Input rows
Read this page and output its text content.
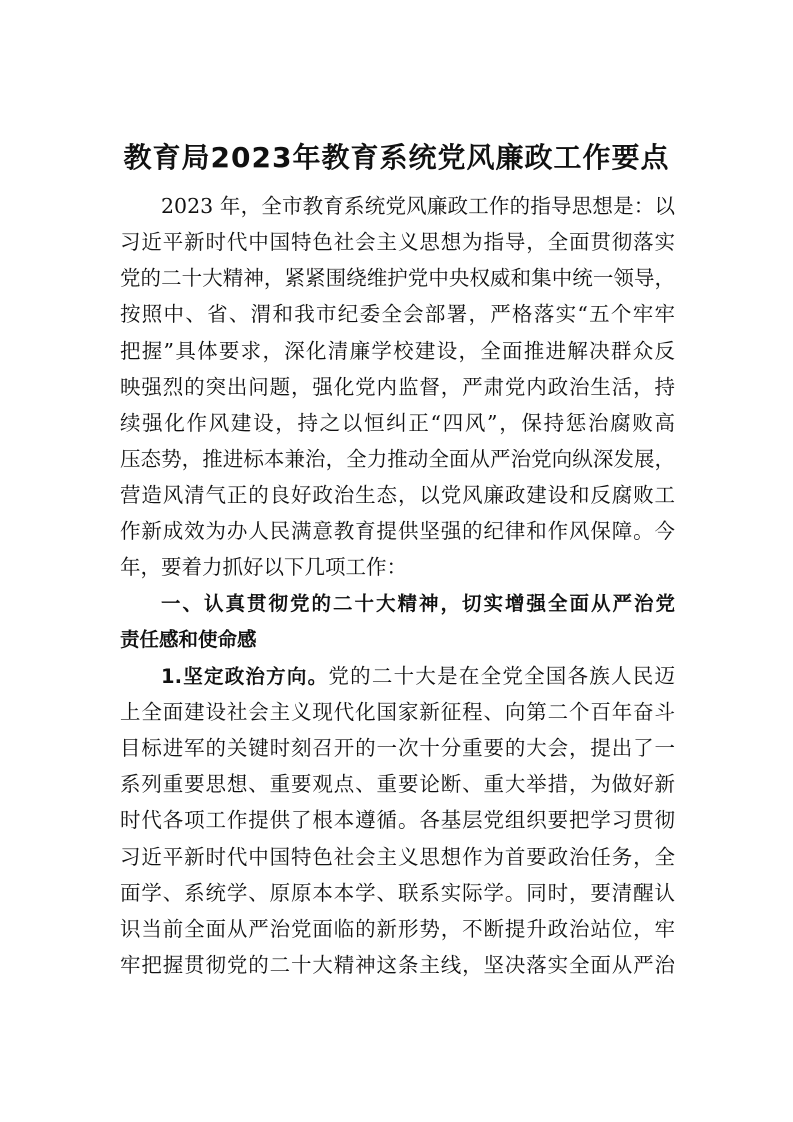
教育局2023年教育系统党风廉政工作要点
2023 年，全市教育系统党风廉政工作的指导思想是：以
习近平新时代中国特色社会主义思想为指导，全面贯彻落实
党的二十大精神，紧紧围绕维护党中央权威和集中统一领导，
按照中、省、渭和我市纪委全会部署，严格落实“五个牢牢
把握”具体要求，深化清廉学校建设，全面推进解决群众反
映强烈的突出问题，强化党内监督，严肃党内政治生活，持
续强化作风建设，持之以恒纠正“四风”，保持惩治腐败高
压态势，推进标本兼治，全力推动全面从严治党向纵深发展，
营造风清气正的良好政治生态，以党风廉政建设和反腐败工
作新成效为办人民满意教育提供坚强的纪律和作风保障。今
年，要着力抓好以下几项工作：
一、认真贯彻党的二十大精神，切实增强全面从严治党
责任感和使命感
1.坚定政治方向。党的二十大是在全党全国各族人民迈
上全面建设社会主义现代化国家新征程、向第二个百年奋斗
目标进军的关键时刻召开的一次十分重要的大会，提出了一
系列重要思想、重要观点、重要论断、重大举措，为做好新
时代各项工作提供了根本遵循。各基层党组织要把学习贯彻
习近平新时代中国特色社会主义思想作为首要政治任务，全
面学、系统学、原原本本学、联系实际学。同时，要清醒认
识当前全面从严治党面临的新形势，不断提升政治站位，牢
牢把握贯彻党的二十大精神这条主线，坚决落实全面从严治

Direction
Copy the data character for character, but drop all pictures from the copy.

Written solution
Read this page and output its text content.
教育局2023年教育系统党风廉政工作要点
2023 年，全市教育系统党风廉政工作的指导思想是：以
习近平新时代中国特色社会主义思想为指导，全面贯彻落实
党的二十大精神，紧紧围绕维护党中央权威和集中统一领导，
按照中、省、渭和我市纪委全会部署，严格落实“五个牢牢
把握”具体要求，深化清廉学校建设，全面推进解决群众反
映强烈的突出问题，强化党内监督，严肃党内政治生活，持
续强化作风建设，持之以恒纠正“四风”，保持惩治腐败高
压态势，推进标本兼治，全力推动全面从严治党向纵深发展，
营造风清气正的良好政治生态，以党风廉政建设和反腐败工
作新成效为办人民满意教育提供坚强的纪律和作风保障。今
年，要着力抓好以下几项工作：
一、认真贯彻党的二十大精神，切实增强全面从严治党
责任感和使命感
1.坚定政治方向。党的二十大是在全党全国各族人民迈
上全面建设社会主义现代化国家新征程、向第二个百年奋斗
目标进军的关键时刻召开的一次十分重要的大会，提出了一
系列重要思想、重要观点、重要论断、重大举措，为做好新
时代各项工作提供了根本遵循。各基层党组织要把学习贯彻
习近平新时代中国特色社会主义思想作为首要政治任务，全
面学、系统学、原原本本学、联系实际学。同时，要清醒认
识当前全面从严治党面临的新形势，不断提升政治站位，牢
牢把握贯彻党的二十大精神这条主线，坚决落实全面从严治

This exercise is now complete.